↓
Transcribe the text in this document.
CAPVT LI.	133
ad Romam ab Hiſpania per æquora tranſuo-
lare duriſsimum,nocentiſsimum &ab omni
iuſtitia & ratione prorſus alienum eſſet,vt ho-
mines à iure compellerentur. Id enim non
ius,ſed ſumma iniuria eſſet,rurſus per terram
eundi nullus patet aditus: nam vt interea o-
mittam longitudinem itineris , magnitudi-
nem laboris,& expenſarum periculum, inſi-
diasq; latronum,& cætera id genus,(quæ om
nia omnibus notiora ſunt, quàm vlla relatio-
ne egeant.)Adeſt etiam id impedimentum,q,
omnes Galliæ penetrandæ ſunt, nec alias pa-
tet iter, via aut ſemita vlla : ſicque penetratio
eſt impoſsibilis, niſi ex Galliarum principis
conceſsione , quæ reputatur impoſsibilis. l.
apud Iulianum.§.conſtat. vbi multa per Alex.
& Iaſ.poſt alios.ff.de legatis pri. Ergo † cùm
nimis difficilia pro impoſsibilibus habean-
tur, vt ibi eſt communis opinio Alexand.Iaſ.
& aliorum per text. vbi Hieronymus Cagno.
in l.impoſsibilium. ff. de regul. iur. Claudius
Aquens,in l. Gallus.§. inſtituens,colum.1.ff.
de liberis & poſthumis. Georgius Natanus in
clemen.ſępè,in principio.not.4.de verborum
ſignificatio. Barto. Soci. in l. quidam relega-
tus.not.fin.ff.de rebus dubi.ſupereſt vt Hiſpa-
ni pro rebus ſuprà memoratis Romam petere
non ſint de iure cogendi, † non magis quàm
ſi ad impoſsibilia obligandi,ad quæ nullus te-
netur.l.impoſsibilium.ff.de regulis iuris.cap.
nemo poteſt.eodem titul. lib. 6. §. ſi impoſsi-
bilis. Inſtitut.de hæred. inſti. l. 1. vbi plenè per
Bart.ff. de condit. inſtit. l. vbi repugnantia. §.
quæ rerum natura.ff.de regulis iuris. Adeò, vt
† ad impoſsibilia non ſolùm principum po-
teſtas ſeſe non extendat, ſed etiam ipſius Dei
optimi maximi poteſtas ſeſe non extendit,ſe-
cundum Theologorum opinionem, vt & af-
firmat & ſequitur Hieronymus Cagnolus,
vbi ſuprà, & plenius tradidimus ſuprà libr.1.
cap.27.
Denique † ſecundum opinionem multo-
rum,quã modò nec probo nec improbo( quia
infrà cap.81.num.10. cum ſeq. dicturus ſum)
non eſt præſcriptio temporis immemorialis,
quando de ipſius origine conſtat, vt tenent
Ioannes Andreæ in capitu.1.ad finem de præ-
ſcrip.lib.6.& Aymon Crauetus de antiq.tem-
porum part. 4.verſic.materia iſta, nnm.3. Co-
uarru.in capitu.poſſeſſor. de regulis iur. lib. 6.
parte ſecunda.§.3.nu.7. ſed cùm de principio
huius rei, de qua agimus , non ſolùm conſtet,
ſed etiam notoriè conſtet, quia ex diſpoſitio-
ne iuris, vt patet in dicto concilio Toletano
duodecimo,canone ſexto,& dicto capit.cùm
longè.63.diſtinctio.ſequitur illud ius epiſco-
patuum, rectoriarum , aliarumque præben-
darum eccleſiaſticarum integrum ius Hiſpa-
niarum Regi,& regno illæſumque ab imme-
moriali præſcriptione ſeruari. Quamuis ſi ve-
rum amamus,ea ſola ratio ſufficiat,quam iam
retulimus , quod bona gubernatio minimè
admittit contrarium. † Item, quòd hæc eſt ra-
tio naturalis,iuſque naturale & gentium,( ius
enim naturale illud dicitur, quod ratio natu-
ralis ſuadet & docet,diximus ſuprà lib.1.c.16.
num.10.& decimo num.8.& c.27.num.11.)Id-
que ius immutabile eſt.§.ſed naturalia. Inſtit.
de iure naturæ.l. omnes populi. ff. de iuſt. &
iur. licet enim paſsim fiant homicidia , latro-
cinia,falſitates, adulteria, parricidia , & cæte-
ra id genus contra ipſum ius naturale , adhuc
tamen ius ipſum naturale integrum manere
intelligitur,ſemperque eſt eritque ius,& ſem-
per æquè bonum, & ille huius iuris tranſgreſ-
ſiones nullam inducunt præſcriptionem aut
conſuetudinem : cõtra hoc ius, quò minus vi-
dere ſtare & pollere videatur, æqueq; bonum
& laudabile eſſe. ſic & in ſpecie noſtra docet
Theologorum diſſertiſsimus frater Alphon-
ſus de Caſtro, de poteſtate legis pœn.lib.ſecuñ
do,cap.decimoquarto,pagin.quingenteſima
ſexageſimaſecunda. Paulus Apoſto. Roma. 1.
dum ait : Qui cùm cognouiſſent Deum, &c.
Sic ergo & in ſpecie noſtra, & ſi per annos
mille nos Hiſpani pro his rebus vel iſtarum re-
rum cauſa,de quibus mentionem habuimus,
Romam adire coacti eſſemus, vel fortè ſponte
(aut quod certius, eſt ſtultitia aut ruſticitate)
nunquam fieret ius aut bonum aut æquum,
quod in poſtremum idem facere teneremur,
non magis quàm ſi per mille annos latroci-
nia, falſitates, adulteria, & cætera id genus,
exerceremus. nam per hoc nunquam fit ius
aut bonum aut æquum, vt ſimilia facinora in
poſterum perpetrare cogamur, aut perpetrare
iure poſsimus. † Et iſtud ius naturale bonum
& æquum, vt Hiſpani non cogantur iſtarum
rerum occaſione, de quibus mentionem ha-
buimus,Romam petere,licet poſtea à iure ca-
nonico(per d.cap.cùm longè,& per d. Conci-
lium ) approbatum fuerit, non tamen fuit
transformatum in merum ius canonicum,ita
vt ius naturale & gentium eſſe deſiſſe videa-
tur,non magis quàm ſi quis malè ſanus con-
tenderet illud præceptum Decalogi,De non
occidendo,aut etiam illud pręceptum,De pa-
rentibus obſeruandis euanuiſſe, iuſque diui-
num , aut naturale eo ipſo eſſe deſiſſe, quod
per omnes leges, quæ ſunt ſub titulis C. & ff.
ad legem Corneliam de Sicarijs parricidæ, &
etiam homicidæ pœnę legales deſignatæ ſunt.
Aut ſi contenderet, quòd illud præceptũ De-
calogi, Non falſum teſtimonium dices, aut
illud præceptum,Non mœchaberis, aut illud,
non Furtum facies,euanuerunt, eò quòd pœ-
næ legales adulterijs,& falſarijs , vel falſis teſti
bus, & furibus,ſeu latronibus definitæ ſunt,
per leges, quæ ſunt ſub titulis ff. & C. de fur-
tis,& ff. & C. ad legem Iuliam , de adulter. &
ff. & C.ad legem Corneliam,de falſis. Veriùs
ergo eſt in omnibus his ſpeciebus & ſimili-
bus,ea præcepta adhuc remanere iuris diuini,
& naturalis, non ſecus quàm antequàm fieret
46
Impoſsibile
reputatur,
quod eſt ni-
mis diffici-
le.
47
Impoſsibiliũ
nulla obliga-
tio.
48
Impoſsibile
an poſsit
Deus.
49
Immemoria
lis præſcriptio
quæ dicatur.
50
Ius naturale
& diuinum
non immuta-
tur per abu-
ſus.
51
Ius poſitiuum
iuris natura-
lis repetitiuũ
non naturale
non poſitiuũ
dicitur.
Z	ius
↑
• WHAT IS BEING ASKED
Give the count of lines in the listing above that include "tamen", with no other words.

• WRITTEN SOLUTION
2